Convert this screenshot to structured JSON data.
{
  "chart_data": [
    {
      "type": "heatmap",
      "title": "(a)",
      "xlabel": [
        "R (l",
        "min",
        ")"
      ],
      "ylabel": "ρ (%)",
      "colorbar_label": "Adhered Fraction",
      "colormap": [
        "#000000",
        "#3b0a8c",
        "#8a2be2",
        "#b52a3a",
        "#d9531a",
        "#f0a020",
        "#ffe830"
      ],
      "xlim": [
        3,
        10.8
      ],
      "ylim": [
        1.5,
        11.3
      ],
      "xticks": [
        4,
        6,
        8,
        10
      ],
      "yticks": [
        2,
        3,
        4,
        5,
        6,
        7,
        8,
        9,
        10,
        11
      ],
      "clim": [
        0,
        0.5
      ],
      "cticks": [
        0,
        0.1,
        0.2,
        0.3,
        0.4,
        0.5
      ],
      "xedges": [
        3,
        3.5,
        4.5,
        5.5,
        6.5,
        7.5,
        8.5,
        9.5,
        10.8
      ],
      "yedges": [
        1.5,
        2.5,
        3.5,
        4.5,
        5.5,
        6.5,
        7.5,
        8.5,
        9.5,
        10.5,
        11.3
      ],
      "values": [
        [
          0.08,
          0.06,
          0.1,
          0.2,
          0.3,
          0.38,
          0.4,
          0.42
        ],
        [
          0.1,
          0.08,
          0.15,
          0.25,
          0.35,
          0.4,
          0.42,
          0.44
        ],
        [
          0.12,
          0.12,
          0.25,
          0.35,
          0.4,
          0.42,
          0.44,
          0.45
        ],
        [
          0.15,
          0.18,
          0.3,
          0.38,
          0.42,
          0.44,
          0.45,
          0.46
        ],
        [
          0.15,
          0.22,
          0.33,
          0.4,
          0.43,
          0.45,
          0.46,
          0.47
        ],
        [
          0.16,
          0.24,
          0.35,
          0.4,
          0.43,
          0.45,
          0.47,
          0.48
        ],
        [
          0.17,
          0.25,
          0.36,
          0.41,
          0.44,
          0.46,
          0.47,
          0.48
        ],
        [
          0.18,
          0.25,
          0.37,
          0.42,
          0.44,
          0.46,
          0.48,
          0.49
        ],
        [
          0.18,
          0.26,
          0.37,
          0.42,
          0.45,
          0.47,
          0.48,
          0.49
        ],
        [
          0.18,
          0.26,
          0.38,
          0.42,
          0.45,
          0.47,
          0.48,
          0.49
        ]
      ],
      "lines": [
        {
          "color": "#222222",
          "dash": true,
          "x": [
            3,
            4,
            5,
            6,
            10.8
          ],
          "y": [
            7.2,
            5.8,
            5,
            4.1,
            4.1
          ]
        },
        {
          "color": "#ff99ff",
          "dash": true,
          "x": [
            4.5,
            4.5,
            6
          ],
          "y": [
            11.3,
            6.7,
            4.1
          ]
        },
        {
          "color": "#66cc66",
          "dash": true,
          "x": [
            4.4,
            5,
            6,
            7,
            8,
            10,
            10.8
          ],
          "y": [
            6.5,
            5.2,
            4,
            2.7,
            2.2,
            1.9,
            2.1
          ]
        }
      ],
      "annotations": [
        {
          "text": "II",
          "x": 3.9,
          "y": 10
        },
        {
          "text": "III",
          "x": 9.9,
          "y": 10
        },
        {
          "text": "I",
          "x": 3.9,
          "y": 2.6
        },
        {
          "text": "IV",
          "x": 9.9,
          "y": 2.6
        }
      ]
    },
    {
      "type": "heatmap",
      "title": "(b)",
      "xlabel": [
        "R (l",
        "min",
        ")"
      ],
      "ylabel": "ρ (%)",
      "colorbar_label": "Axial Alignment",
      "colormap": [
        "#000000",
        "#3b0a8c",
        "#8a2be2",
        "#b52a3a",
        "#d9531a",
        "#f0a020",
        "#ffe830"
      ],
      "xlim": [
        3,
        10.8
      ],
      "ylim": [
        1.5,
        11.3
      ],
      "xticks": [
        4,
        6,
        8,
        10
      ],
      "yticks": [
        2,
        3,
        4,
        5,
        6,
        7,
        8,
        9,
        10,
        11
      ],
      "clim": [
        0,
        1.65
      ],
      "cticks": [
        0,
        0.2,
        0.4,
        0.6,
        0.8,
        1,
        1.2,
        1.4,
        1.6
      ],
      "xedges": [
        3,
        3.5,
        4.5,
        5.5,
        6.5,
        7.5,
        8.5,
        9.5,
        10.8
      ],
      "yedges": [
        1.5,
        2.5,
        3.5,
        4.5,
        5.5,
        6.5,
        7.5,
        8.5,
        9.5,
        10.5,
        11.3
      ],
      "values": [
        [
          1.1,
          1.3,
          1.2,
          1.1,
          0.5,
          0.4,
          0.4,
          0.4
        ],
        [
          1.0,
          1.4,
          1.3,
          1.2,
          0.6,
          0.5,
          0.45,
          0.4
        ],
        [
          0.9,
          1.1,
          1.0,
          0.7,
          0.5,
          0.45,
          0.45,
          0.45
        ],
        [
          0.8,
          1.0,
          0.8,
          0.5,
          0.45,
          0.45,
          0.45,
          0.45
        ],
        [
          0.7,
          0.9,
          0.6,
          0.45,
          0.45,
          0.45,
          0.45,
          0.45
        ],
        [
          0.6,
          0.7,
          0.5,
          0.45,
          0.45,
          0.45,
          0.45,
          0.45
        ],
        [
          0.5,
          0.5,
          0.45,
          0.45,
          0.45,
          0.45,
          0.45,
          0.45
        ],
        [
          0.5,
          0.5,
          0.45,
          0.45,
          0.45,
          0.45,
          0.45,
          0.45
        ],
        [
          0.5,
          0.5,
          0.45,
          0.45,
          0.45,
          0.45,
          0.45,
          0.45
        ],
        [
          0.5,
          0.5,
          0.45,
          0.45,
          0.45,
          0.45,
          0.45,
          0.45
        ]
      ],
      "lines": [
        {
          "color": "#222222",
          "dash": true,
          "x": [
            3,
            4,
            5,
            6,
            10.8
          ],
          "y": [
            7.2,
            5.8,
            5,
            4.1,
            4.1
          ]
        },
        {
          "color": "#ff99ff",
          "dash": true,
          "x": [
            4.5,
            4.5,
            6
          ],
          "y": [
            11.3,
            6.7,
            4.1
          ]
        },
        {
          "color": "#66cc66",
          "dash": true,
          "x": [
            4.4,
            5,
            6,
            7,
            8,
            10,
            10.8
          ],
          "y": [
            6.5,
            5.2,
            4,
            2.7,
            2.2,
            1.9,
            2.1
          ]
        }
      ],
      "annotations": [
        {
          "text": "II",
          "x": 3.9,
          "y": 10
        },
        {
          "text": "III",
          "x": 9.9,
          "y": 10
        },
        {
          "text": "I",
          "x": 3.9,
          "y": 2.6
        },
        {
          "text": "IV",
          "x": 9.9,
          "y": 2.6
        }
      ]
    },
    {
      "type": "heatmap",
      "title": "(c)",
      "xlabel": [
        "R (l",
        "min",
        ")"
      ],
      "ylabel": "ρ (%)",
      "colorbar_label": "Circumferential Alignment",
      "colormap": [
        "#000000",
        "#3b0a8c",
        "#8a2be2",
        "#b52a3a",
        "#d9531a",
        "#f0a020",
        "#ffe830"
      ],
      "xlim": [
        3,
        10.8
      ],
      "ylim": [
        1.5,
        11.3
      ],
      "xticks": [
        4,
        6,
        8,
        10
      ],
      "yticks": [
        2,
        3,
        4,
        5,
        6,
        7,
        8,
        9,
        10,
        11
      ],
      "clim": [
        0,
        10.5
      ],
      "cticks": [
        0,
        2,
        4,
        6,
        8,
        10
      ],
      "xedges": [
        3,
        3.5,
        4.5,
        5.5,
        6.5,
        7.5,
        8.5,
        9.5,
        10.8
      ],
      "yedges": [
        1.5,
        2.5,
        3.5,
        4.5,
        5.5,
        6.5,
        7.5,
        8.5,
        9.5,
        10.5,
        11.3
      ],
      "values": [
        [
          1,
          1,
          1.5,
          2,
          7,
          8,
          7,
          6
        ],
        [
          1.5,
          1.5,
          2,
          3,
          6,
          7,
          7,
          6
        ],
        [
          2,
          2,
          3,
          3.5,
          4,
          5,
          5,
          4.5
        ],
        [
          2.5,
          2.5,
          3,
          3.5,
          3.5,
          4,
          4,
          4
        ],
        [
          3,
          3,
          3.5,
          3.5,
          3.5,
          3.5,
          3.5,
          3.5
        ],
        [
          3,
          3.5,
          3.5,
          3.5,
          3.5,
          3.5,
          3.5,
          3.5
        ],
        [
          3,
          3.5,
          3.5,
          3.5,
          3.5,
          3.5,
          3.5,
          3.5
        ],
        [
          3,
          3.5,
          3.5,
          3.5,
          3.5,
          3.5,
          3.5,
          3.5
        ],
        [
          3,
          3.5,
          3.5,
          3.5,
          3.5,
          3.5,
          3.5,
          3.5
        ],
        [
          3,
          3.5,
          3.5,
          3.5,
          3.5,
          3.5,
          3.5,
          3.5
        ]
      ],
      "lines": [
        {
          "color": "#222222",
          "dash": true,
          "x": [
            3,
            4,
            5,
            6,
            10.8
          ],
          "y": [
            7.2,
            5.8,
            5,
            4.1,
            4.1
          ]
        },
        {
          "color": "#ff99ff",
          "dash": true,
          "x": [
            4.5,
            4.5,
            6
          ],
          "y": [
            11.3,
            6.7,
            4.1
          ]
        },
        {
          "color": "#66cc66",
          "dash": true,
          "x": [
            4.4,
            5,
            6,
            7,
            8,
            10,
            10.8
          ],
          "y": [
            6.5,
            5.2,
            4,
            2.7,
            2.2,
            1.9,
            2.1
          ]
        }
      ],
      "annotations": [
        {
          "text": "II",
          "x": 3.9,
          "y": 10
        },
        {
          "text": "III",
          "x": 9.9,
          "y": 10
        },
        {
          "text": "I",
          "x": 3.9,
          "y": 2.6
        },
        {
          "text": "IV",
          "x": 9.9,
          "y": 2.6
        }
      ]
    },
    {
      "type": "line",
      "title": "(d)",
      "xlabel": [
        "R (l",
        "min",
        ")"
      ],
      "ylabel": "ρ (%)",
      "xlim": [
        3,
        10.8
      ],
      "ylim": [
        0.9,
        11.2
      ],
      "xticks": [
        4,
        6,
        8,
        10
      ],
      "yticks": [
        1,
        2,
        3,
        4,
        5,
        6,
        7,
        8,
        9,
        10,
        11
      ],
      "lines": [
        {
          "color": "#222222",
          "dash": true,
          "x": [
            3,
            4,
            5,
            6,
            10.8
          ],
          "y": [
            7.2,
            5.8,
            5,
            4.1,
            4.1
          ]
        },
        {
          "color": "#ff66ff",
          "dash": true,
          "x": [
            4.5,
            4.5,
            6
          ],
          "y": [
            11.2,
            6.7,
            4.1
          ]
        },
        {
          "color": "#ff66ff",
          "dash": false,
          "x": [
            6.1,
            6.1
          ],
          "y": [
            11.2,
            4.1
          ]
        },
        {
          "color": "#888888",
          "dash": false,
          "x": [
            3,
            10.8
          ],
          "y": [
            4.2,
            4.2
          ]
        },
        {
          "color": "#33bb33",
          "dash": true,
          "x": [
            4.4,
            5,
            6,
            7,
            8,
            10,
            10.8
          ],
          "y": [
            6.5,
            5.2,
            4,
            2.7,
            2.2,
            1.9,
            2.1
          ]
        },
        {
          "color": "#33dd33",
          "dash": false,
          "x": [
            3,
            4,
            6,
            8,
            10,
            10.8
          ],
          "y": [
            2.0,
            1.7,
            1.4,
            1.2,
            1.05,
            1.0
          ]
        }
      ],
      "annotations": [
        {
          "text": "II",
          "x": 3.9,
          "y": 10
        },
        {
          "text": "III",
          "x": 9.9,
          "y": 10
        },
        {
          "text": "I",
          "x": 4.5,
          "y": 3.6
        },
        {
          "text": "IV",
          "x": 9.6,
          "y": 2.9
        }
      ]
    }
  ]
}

┄┄┄┄┄┄

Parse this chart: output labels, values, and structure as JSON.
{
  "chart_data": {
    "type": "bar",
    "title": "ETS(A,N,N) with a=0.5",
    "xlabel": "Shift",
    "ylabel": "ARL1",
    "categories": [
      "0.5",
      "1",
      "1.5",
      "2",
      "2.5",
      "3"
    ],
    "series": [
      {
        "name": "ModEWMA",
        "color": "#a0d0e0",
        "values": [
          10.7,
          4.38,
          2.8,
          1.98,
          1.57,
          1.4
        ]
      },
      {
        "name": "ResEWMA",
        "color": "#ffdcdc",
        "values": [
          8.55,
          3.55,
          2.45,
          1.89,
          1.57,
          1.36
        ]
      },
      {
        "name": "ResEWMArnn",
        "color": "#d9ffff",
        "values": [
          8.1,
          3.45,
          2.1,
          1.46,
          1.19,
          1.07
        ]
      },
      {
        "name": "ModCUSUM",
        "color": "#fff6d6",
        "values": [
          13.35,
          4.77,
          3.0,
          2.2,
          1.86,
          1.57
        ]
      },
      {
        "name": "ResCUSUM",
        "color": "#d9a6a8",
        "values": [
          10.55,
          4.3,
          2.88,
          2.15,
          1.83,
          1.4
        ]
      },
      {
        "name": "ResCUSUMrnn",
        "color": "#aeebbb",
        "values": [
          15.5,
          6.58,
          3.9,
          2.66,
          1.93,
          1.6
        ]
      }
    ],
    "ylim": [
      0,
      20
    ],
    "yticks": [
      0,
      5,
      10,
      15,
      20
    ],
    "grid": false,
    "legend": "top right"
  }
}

┄┄┄┄┄┄

* **Written task**:
Determine how many lines of the material include the string "this". Output only that count.

* **Final answer**:
2